↓↓↓

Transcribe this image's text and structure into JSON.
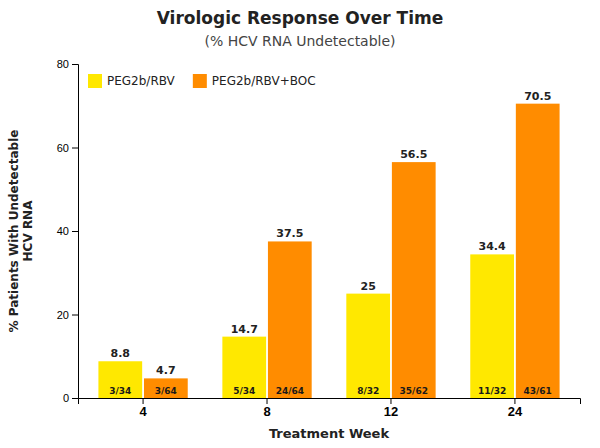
{
  "chart_data": {
    "type": "bar",
    "title": "Virologic Response Over Time",
    "subtitle": "(% HCV RNA Undetectable)",
    "xlabel": "Treatment Week",
    "ylabel": "% Patients With Undetectable\nHCV RNA",
    "categories": [
      "4",
      "8",
      "12",
      "24"
    ],
    "series": [
      {
        "name": "PEG2b/RBV",
        "color": "#FFE800",
        "values": [
          8.8,
          14.7,
          25,
          34.4
        ],
        "annotations": [
          "3/34",
          "5/34",
          "8/32",
          "11/32"
        ]
      },
      {
        "name": "PEG2b/RBV+BOC",
        "color": "#FF8C00",
        "values": [
          4.7,
          37.5,
          56.5,
          70.5
        ],
        "annotations": [
          "3/64",
          "24/64",
          "35/62",
          "43/61"
        ]
      }
    ],
    "ylim": [
      0,
      80
    ],
    "yticks": [
      0,
      20,
      40,
      60,
      80
    ],
    "grid": false,
    "legend": "upper left",
    "data_labels": true
  }
}
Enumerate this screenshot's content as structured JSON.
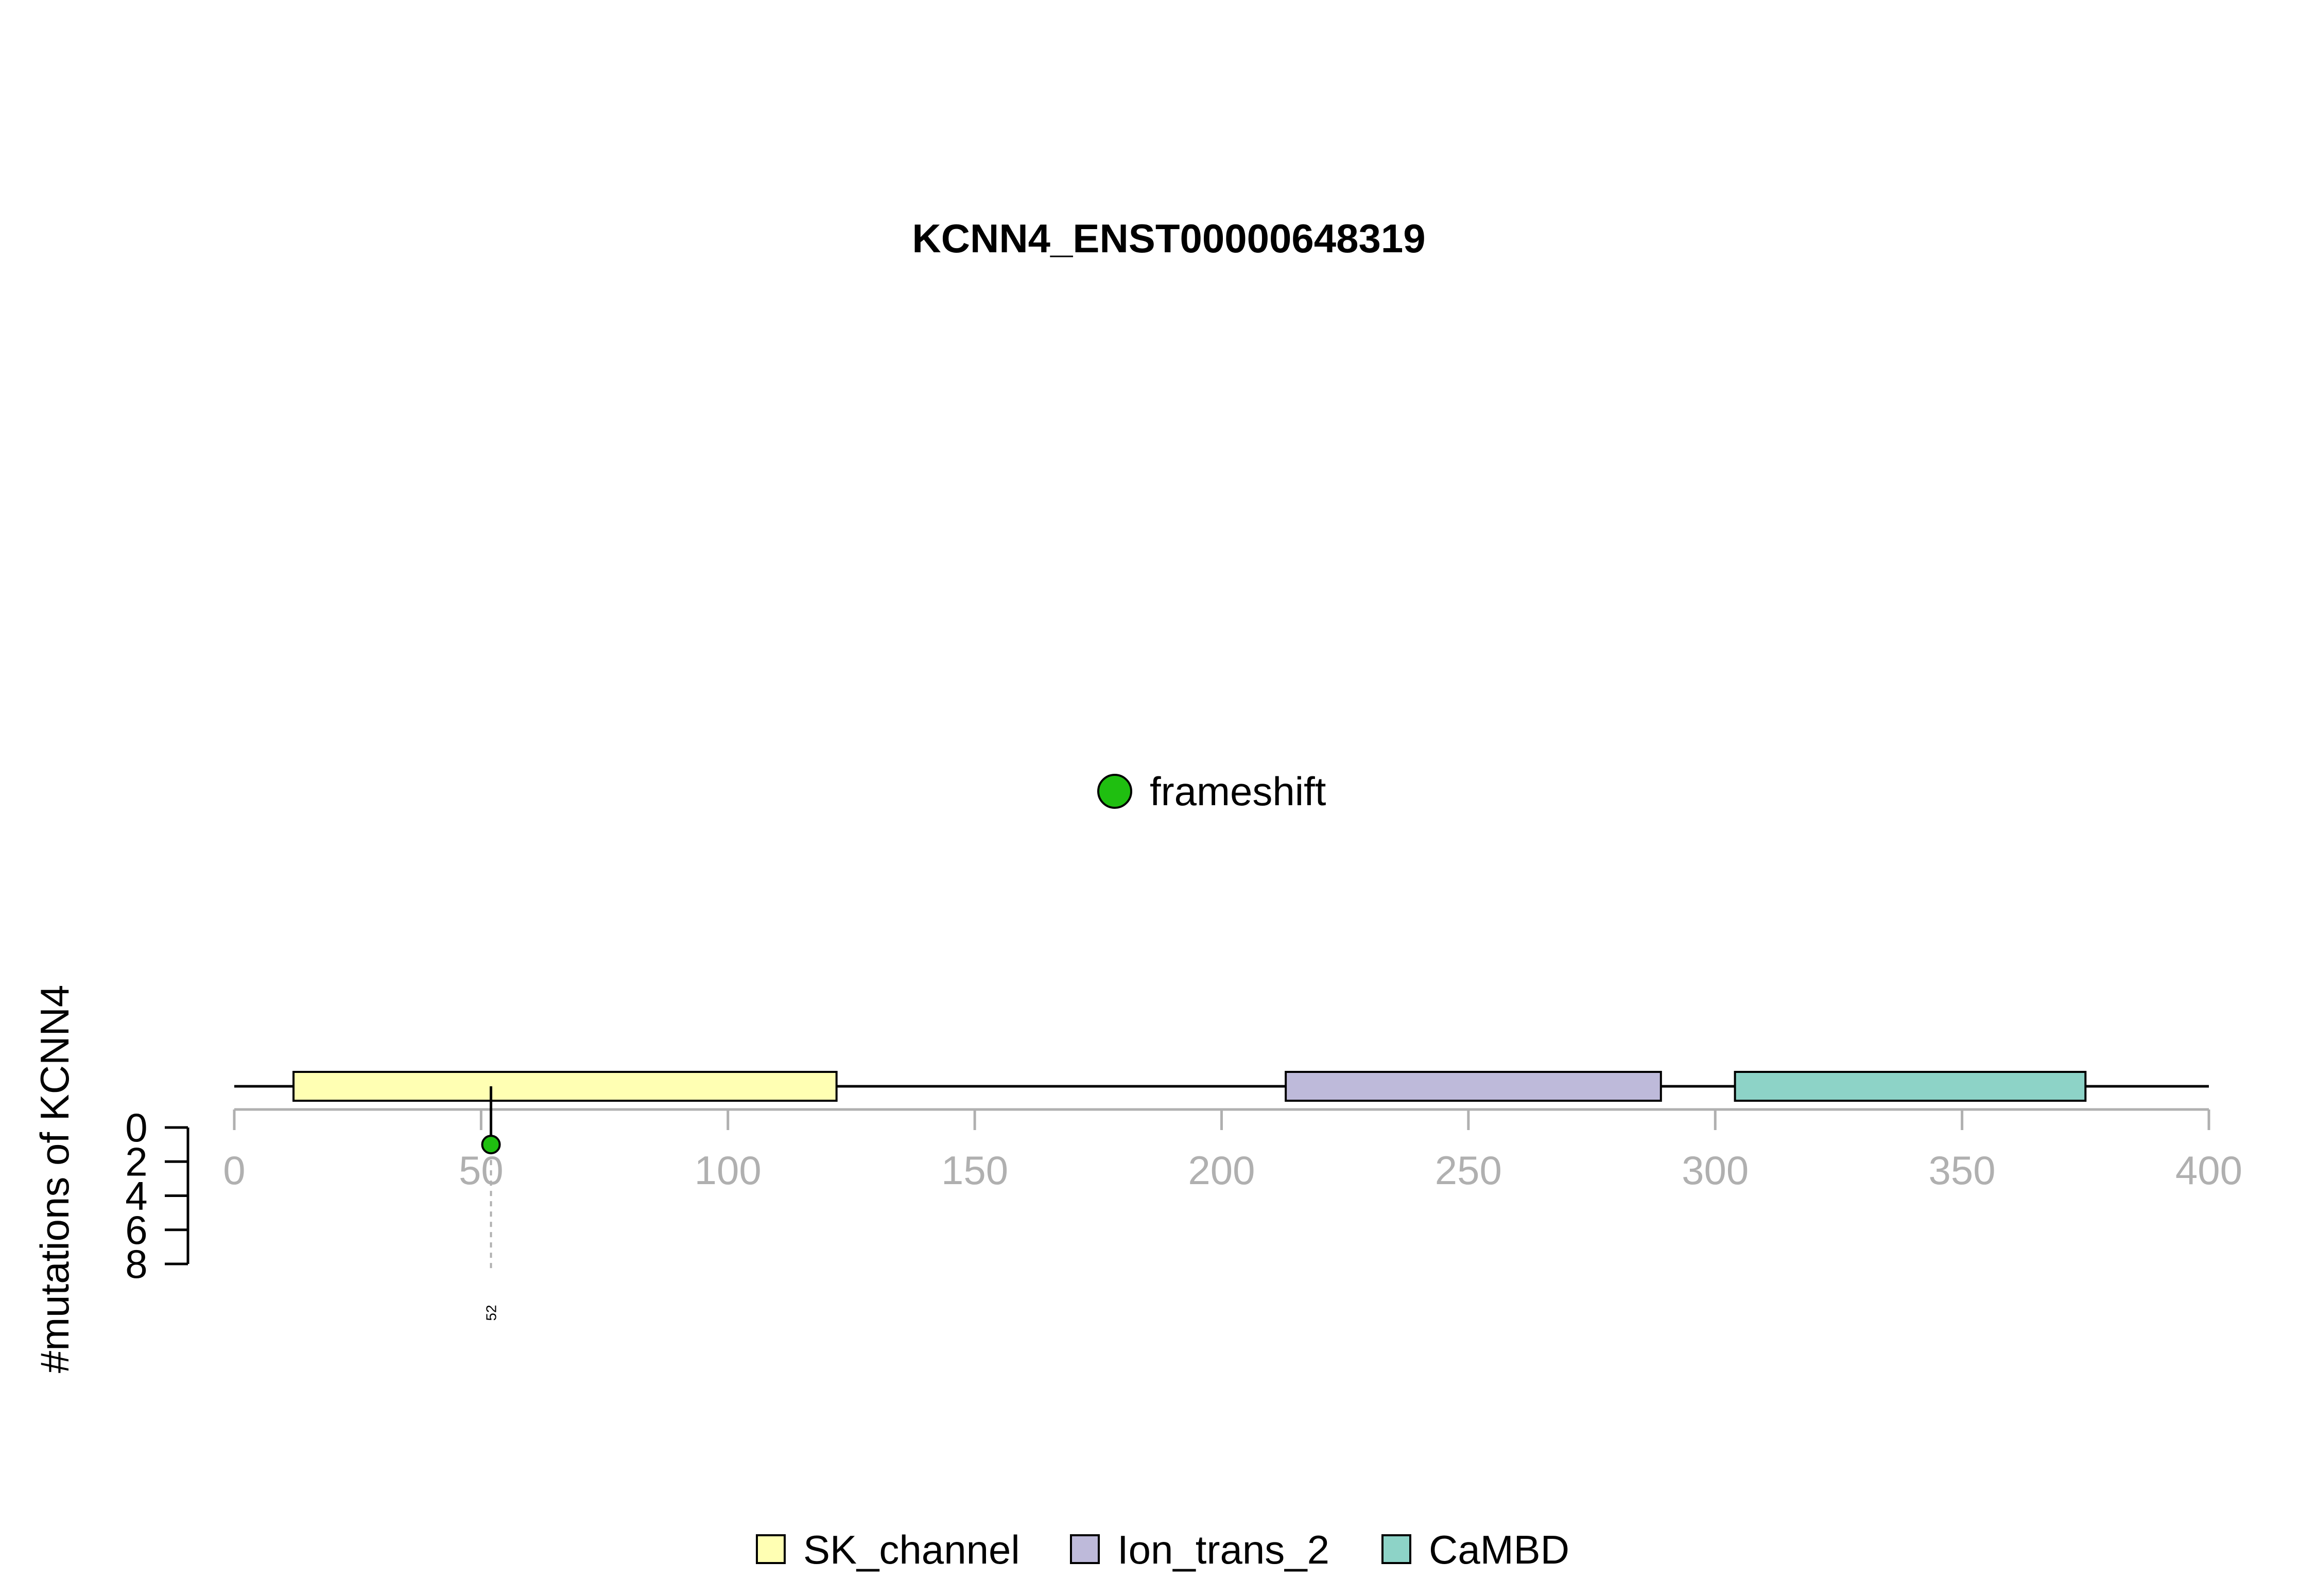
{
  "chart_data": {
    "type": "lollipop",
    "title": "KCNN4_ENST00000648319",
    "ylabel": "#mutations of KCNN4",
    "x_axis": {
      "range": [
        0,
        400
      ],
      "ticks": [
        0,
        50,
        100,
        150,
        200,
        250,
        300,
        350,
        400
      ]
    },
    "y_axis": {
      "range": [
        0,
        8
      ],
      "ticks": [
        0,
        2,
        4,
        6,
        8
      ],
      "inverted": true
    },
    "protein_length": 400,
    "domains": [
      {
        "name": "SK_channel",
        "start": 12,
        "end": 122,
        "color": "#FFFFB3"
      },
      {
        "name": "Ion_trans_2",
        "start": 213,
        "end": 289,
        "color": "#BEBADA"
      },
      {
        "name": "CaMBD",
        "start": 304,
        "end": 375,
        "color": "#8DD3C7"
      }
    ],
    "mutations": [
      {
        "position": 52,
        "count": 1,
        "type": "frameshift",
        "label": "52"
      }
    ],
    "mutation_types": [
      {
        "name": "frameshift",
        "color": "#1FBF10"
      }
    ],
    "legend_domains": [
      "SK_channel",
      "Ion_trans_2",
      "CaMBD"
    ]
  }
}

↑↑↑

[Task requirements]:
Could the data be reproduced exactly, with the pictures omitted?

[Result]:
Transcribe this image's text and structure into JSON.
{
  "chart_data": {
    "type": "bar",
    "title": "Virologic Response Over Time",
    "subtitle": "(% HCV RNA Undetectable)",
    "xlabel": "Treatment Week",
    "ylabel": "% Patients With Undetectable\nHCV RNA",
    "categories": [
      "4",
      "8",
      "12",
      "24"
    ],
    "series": [
      {
        "name": "PEG2b/RBV",
        "color": "#FFE800",
        "values": [
          8.8,
          14.7,
          25,
          34.4
        ],
        "annotations": [
          "3/34",
          "5/34",
          "8/32",
          "11/32"
        ]
      },
      {
        "name": "PEG2b/RBV+BOC",
        "color": "#FF8C00",
        "values": [
          4.7,
          37.5,
          56.5,
          70.5
        ],
        "annotations": [
          "3/64",
          "24/64",
          "35/62",
          "43/61"
        ]
      }
    ],
    "ylim": [
      0,
      80
    ],
    "yticks": [
      0,
      20,
      40,
      60,
      80
    ],
    "grid": false,
    "legend": "upper left",
    "data_labels": true
  }
}
Enumerate this screenshot's content as structured JSON.
{
  "chart_data": {
    "type": "lollipop",
    "title": "KCNN4_ENST00000648319",
    "ylabel": "#mutations of KCNN4",
    "x_axis": {
      "range": [
        0,
        400
      ],
      "ticks": [
        0,
        50,
        100,
        150,
        200,
        250,
        300,
        350,
        400
      ]
    },
    "y_axis": {
      "range": [
        0,
        8
      ],
      "ticks": [
        0,
        2,
        4,
        6,
        8
      ],
      "inverted": true
    },
    "protein_length": 400,
    "domains": [
      {
        "name": "SK_channel",
        "start": 12,
        "end": 122,
        "color": "#FFFFB3"
      },
      {
        "name": "Ion_trans_2",
        "start": 213,
        "end": 289,
        "color": "#BEBADA"
      },
      {
        "name": "CaMBD",
        "start": 304,
        "end": 375,
        "color": "#8DD3C7"
      }
    ],
    "mutations": [
      {
        "position": 52,
        "count": 1,
        "type": "frameshift",
        "label": "52"
      }
    ],
    "mutation_types": [
      {
        "name": "frameshift",
        "color": "#1FBF10"
      }
    ],
    "legend_domains": [
      "SK_channel",
      "Ion_trans_2",
      "CaMBD"
    ]
  }
}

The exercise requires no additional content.